Prompt: Set down the material once more, exactly as it appears.

Records provided:
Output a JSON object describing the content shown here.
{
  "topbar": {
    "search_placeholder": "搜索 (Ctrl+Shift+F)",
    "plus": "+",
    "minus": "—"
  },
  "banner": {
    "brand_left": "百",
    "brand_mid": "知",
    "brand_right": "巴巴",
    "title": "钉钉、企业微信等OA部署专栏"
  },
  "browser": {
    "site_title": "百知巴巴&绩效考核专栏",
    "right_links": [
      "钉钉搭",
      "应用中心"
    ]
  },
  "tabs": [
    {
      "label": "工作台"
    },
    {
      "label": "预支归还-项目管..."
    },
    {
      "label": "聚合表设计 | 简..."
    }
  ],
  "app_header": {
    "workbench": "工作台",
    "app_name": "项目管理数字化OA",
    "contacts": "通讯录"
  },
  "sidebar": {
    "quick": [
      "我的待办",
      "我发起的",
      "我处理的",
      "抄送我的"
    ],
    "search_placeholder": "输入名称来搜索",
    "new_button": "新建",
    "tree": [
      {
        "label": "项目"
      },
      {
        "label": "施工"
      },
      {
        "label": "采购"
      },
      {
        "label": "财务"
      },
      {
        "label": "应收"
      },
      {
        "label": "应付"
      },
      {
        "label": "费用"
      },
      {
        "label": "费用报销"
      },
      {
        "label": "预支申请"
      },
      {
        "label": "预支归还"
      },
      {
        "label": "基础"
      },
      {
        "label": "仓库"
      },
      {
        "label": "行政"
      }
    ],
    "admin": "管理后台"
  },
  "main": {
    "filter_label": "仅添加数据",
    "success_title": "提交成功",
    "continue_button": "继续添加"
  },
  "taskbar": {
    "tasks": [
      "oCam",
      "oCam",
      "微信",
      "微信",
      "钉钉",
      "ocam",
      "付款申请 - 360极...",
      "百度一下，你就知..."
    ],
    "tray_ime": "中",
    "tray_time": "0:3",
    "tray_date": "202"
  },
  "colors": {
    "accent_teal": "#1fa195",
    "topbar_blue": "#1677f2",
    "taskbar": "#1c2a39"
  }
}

Task answer:
Output a JSON object describing the content shown here.
{
  "topbar": {
    "search_placeholder": "搜索 (Ctrl+Shift+F)",
    "plus": "+",
    "minus": "—"
  },
  "banner": {
    "brand_left": "百",
    "brand_mid": "知",
    "brand_right": "巴巴",
    "title": "钉钉、企业微信等OA部署专栏"
  },
  "browser": {
    "site_title": "百知巴巴&绩效考核专栏",
    "right_links": [
      "钉钉搭",
      "应用中心"
    ]
  },
  "tabs": [
    {
      "label": "工作台"
    },
    {
      "label": "预支归还-项目管..."
    },
    {
      "label": "聚合表设计 | 简..."
    }
  ],
  "app_header": {
    "workbench": "工作台",
    "app_name": "项目管理数字化OA",
    "contacts": "通讯录"
  },
  "sidebar": {
    "quick": [
      "我的待办",
      "我发起的",
      "我处理的",
      "抄送我的"
    ],
    "search_placeholder": "输入名称来搜索",
    "new_button": "新建",
    "tree": [
      {
        "label": "项目"
      },
      {
        "label": "施工"
      },
      {
        "label": "采购"
      },
      {
        "label": "财务"
      },
      {
        "label": "应收"
      },
      {
        "label": "应付"
      },
      {
        "label": "费用"
      },
      {
        "label": "费用报销"
      },
      {
        "label": "预支申请"
      },
      {
        "label": "预支归还"
      },
      {
        "label": "基础"
      },
      {
        "label": "仓库"
      },
      {
        "label": "行政"
      }
    ],
    "admin": "管理后台"
  },
  "main": {
    "filter_label": "仅添加数据",
    "success_title": "提交成功",
    "continue_button": "继续添加"
  },
  "taskbar": {
    "tasks": [
      "oCam",
      "oCam",
      "微信",
      "微信",
      "钉钉",
      "ocam",
      "付款申请 - 360极...",
      "百度一下，你就知..."
    ],
    "tray_ime": "中",
    "tray_time": "0:3",
    "tray_date": "202"
  },
  "colors": {
    "accent_teal": "#1fa195",
    "topbar_blue": "#1677f2",
    "taskbar": "#1c2a39"
  }
}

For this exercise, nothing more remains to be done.